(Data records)
----------

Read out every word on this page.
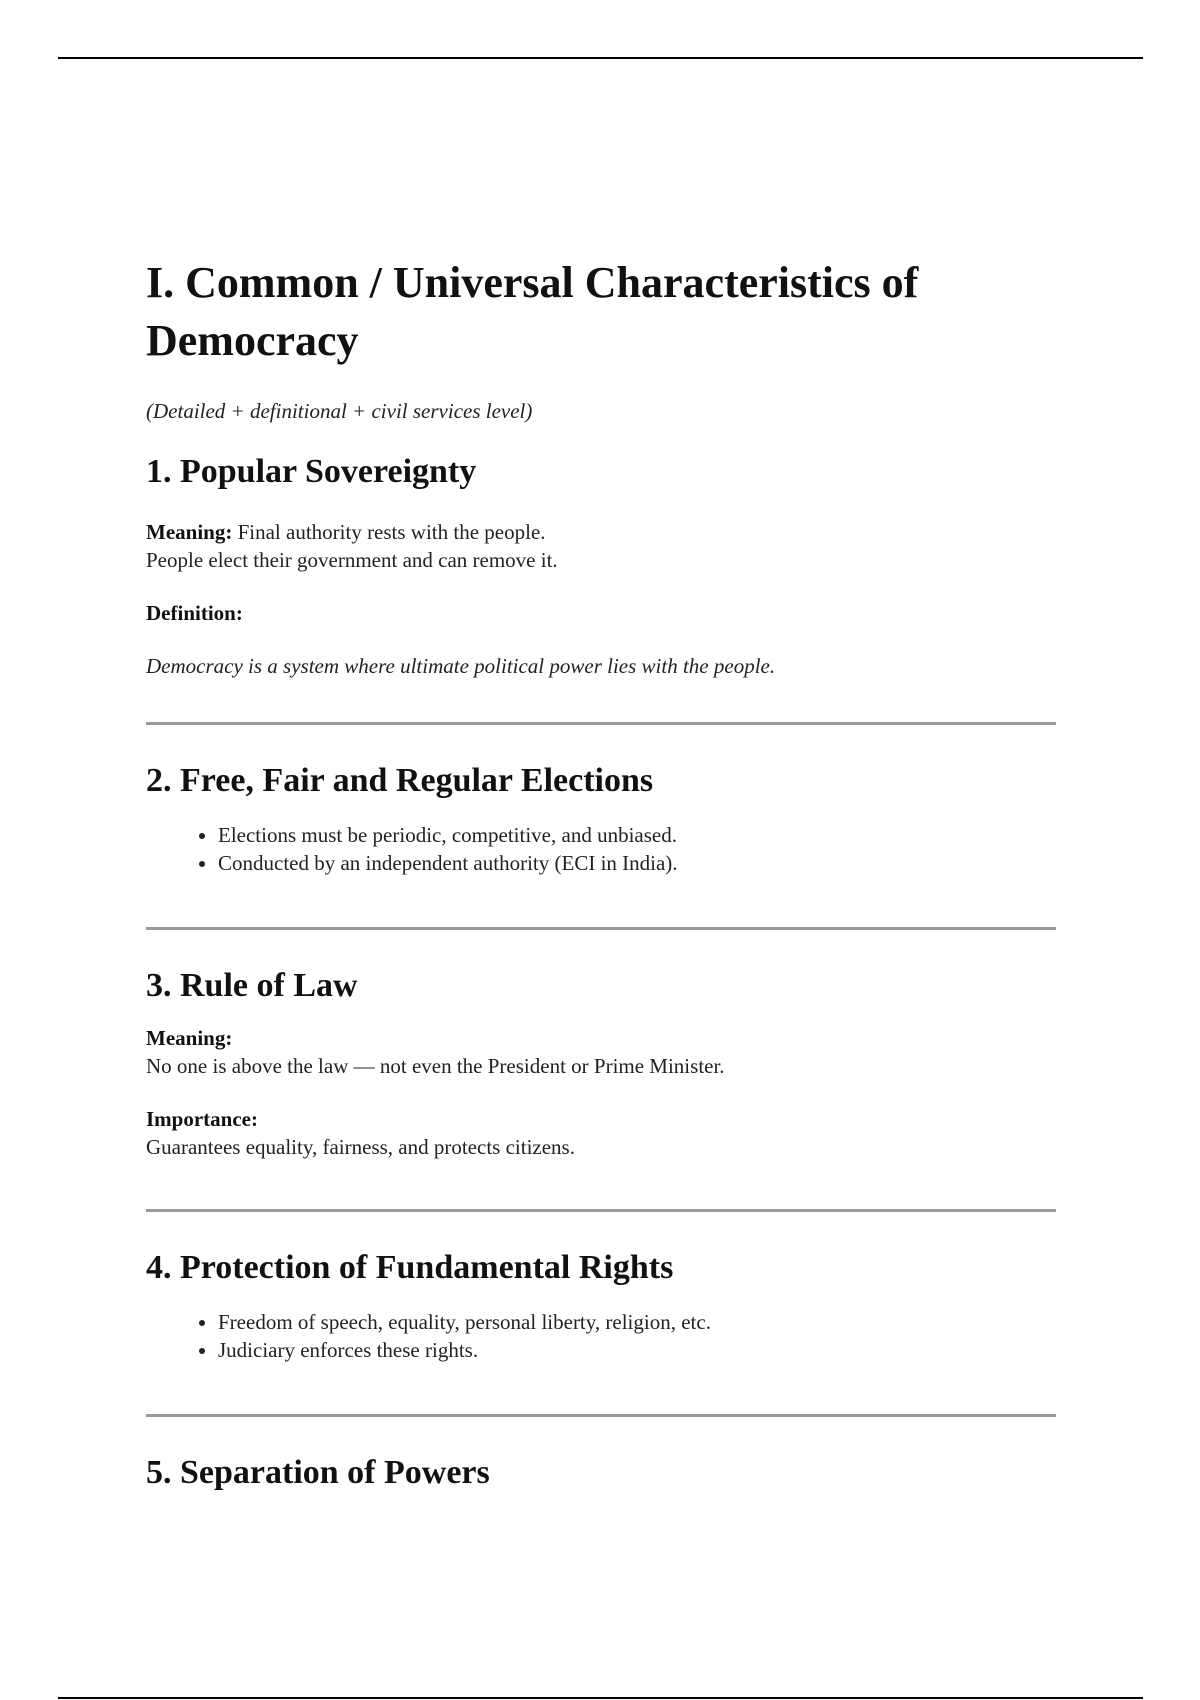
I. Common / Universal Characteristics of Democracy

(Detailed + definitional + civil services level)

1. Popular Sovereignty

Meaning: Final authority rests with the people.
People elect their government and can remove it.

Definition:

Democracy is a system where ultimate political power lies with the people.

2. Free, Fair and Regular Elections
• Elections must be periodic, competitive, and unbiased.
• Conducted by an independent authority (ECI in India).
3. Rule of Law

Meaning:
No one is above the law — not even the President or Prime Minister.

Importance:
Guarantees equality, fairness, and protects citizens.

4. Protection of Fundamental Rights
• Freedom of speech, equality, personal liberty, religion, etc.
• Judiciary enforces these rights.
5. Separation of Powers
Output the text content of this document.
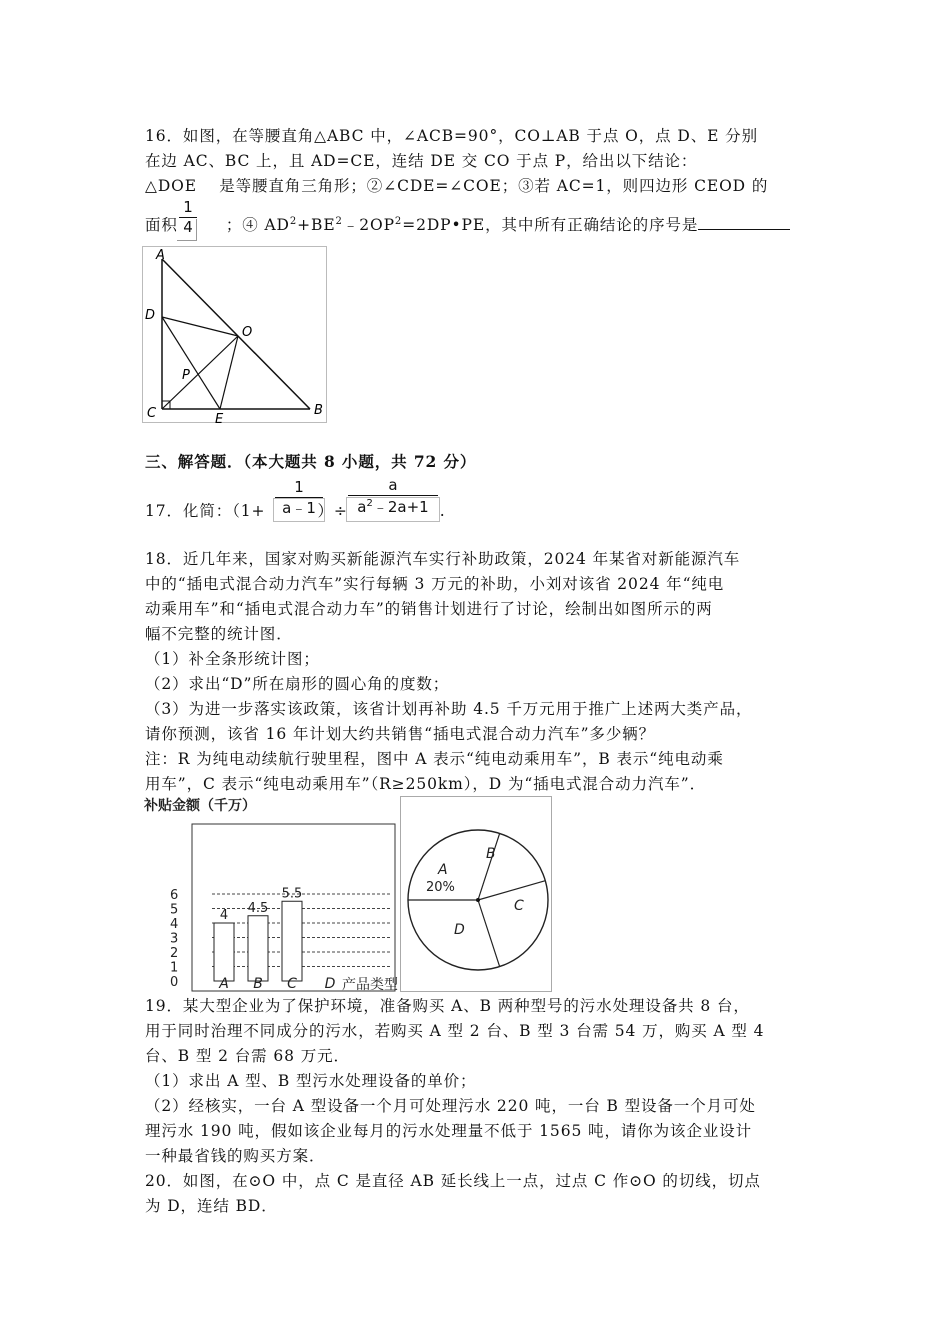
16．如图，在等腰直角△ABC 中，∠ACB=90°，CO⊥AB 于点 O，点 D、E 分别
在边 AC、BC 上，且 AD=CE，连结 DE 交 CO 于点 P，给出以下结论：
△DOE　 是等腰直角三角形；②∠CDE=∠COE；③若 AC=1，则四边形 CEOD 的
面积	；④ $AD^2+BE^2﹣2OP^2=2DP•PE$，其中所有正确结论的序号是
1
4
A
D
O
P
C	E
B
三、解答题．（本大题共 8 小题，共 72 分）
17．化简：（1+	）÷	.
1
a﹣1
a
$a^2﹣2a+1$
18．近几年来，国家对购买新能源汽车实行补助政策，2024 年某省对新能源汽车
中的“插电式混合动力汽车”实行每辆 3 万元的补助，小刘对该省 2024 年“纯电
动乘用车”和“插电式混合动力车”的销售计划进行了讨论，绘制出如图所示的两
幅不完整的统计图．
（1）补全条形统计图；
（2）求出“D”所在扇形的圆心角的度数；
（3）为进一步落实该政策，该省计划再补助 4.5 千万元用于推广上述两大类产品，
请你预测，该省 16 年计划大约共销售“插电式混合动力汽车”多少辆？
注：R 为纯电动续航行驶里程，图中 A 表示“纯电动乘用车”，B 表示“纯电动乘
用车”，C 表示“纯电动乘用车”（R≥250km），D 为“插电式混合动力汽车”．
补贴金额（千万）
0
1
2
3
4
5
6
4 4.5
5.5
A B C D 产品类型
A
20%
B
C
D
19．某大型企业为了保护环境，准备购买 A、B 两种型号的污水处理设备共 8 台，
用于同时治理不同成分的污水，若购买 A 型 2 台、B 型 3 台需 54 万，购买 A 型 4
台、B 型 2 台需 68 万元．
（1）求出 A 型、B 型污水处理设备的单价；
（2）经核实，一台 A 型设备一个月可处理污水 220 吨，一台 B 型设备一个月可处
理污水 190 吨，假如该企业每月的污水处理量不低于 1565 吨，请你为该企业设计
一种最省钱的购买方案．
20．如图，在⊙O 中，点 C 是直径 AB 延长线上一点，过点 C 作⊙O 的切线，切点
为 D，连结 BD．
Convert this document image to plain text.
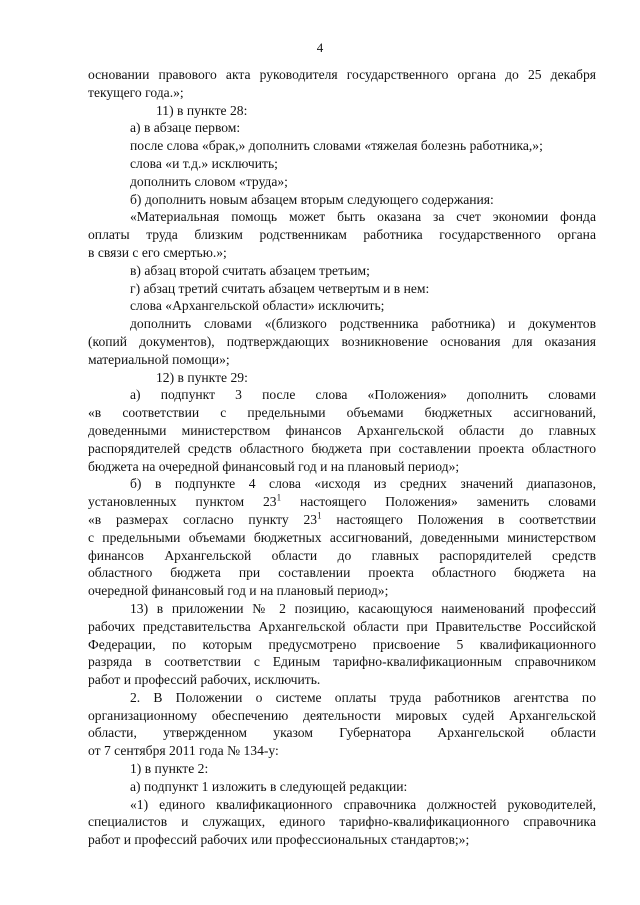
4
основании правового акта руководителя государственного органа до 25 декабря
текущего года.»;
11) в пункте 28:
а) в абзаце первом:
после слова «брак,» дополнить словами «тяжелая болезнь работника,»;
слова «и т.д.» исключить;
дополнить словом «труда»;
б) дополнить новым абзацем вторым следующего содержания:
«Материальная помощь может быть оказана за счет экономии фонда
оплаты труда близким родственникам работника государственного органа
в связи с его смертью.»;
в) абзац второй считать абзацем третьим;
г) абзац третий считать абзацем четвертым и в нем:
слова «Архангельской области» исключить;
дополнить словами «(близкого родственника работника) и документов
(копий документов), подтверждающих возникновение основания для оказания
материальной помощи»;
12) в пункте 29:
а) подпункт 3 после слова «Положения» дополнить словами
«в соответствии с предельными объемами бюджетных ассигнований,
доведенными министерством финансов Архангельской области до главных
распорядителей средств областного бюджета при составлении проекта областного
бюджета на очередной финансовый год и на плановый период»;
б) в подпункте 4 слова «исходя из средних значений диапазонов,
установленных пунктом $23^1$ настоящего Положения» заменить словами
«в размерах согласно пункту $23^1$ настоящего Положения в соответствии
с предельными объемами бюджетных ассигнований, доведенными министерством
финансов Архангельской области до главных распорядителей средств
областного бюджета при составлении проекта областного бюджета на
очередной финансовый год и на плановый период»;
13) в приложении № 2 позицию, касающуюся наименований профессий
рабочих представительства Архангельской области при Правительстве Российской
Федерации, по которым предусмотрено присвоение 5 квалификационного
разряда в соответствии с Единым тарифно-квалификационным справочником
работ и профессий рабочих, исключить.
2. В Положении о системе оплаты труда работников агентства по
организационному обеспечению деятельности мировых судей Архангельской
области, утвержденном указом Губернатора Архангельской области
от 7 сентября 2011 года № 134-у:
1) в пункте 2:
а) подпункт 1 изложить в следующей редакции:
«1) единого квалификационного справочника должностей руководителей,
специалистов и служащих, единого тарифно-квалификационного справочника
работ и профессий рабочих или профессиональных стандартов;»;
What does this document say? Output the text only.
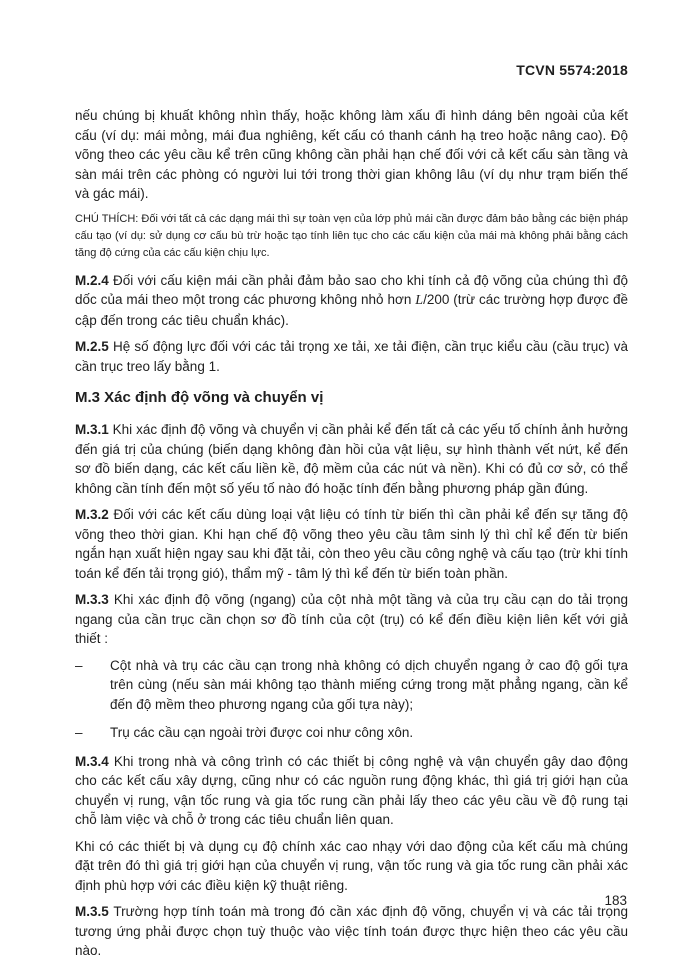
TCVN 5574:2018

nếu chúng bị khuất không nhìn thấy, hoặc không làm xấu đi hình dáng bên ngoài của kết cấu (ví dụ: mái mỏng, mái đua nghiêng, kết cấu có thanh cánh hạ treo hoặc nâng cao). Độ võng theo các yêu cầu kể trên cũng không cần phải hạn chế đối với cả kết cấu sàn tầng và sàn mái trên các phòng có người lui tới trong thời gian không lâu (ví dụ như trạm biến thế và gác mái).

CHÚ THÍCH: Đối với tất cả các dạng mái thì sự toàn vẹn của lớp phủ mái cần được đảm bảo bằng các biện pháp cấu tạo (ví dụ: sử dụng cơ cấu bù trừ hoặc tạo tính liên tục cho các cấu kiện của mái mà không phải bằng cách tăng độ cứng của các cấu kiện chịu lực.

M.2.4 Đối với cấu kiện mái cần phải đảm bảo sao cho khi tính cả độ võng của chúng thì độ dốc của mái theo một trong các phương không nhỏ hơn L/200 (trừ các trường hợp được đề cập đến trong các tiêu chuẩn khác).

M.2.5 Hệ số động lực đối với các tải trọng xe tải, xe tải điện, cần trục kiểu cầu (cầu trục) và cần trục treo lấy bằng 1.

M.3 Xác định độ võng và chuyển vị

M.3.1 Khi xác định độ võng và chuyển vị cần phải kể đến tất cả các yếu tố chính ảnh hưởng đến giá trị của chúng (biến dạng không đàn hồi của vật liệu, sự hình thành vết nứt, kể đến sơ đồ biến dạng, các kết cấu liền kề, độ mềm của các nút và nền). Khi có đủ cơ sở, có thể không cần tính đến một số yếu tố nào đó hoặc tính đến bằng phương pháp gần đúng.

M.3.2 Đối với các kết cấu dùng loại vật liệu có tính từ biến thì cần phải kể đến sự tăng độ võng theo thời gian. Khi hạn chế độ võng theo yêu cầu tâm sinh lý thì chỉ kể đến từ biến ngắn hạn xuất hiện ngay sau khi đặt tải, còn theo yêu cầu công nghệ và cấu tạo (trừ khi tính toán kể đến tải trọng gió), thẩm mỹ - tâm lý thì kể đến từ biến toàn phần.

M.3.3 Khi xác định độ võng (ngang) của cột nhà một tầng và của trụ cầu cạn do tải trọng ngang của cần trục cần chọn sơ đồ tính của cột (trụ) có kể đến điều kiện liên kết với giả thiết :

–	Cột nhà và trụ các cầu cạn trong nhà không có dịch chuyển ngang ở cao độ gối tựa trên cùng (nếu sàn mái không tạo thành miếng cứng trong mặt phẳng ngang, cần kể đến độ mềm theo phương ngang của gối tựa này);
–	Trụ các cầu cạn ngoài trời được coi như công xôn.

M.3.4 Khi trong nhà và công trình có các thiết bị công nghệ và vận chuyển gây dao động cho các kết cấu xây dựng, cũng như có các nguồn rung động khác, thì giá trị giới hạn của chuyển vị rung, vận tốc rung và gia tốc rung cần phải lấy theo các yêu cầu về độ rung tại chỗ làm việc và chỗ ở trong các tiêu chuẩn liên quan.

Khi có các thiết bị và dụng cụ độ chính xác cao nhạy với dao động của kết cấu mà chúng đặt trên đó thì giá trị giới hạn của chuyển vị rung, vận tốc rung và gia tốc rung cần phải xác định phù hợp với các điều kiện kỹ thuật riêng.

M.3.5 Trường hợp tính toán mà trong đó cần xác định độ võng, chuyển vị và các tải trọng tương ứng phải được chọn tuỳ thuộc vào việc tính toán được thực hiện theo các yêu cầu nào.

183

----------

» **Prompt**:
Going through the data above, count the lines where the string "biến" appears, and answer with only that number.

» **Task response**:
3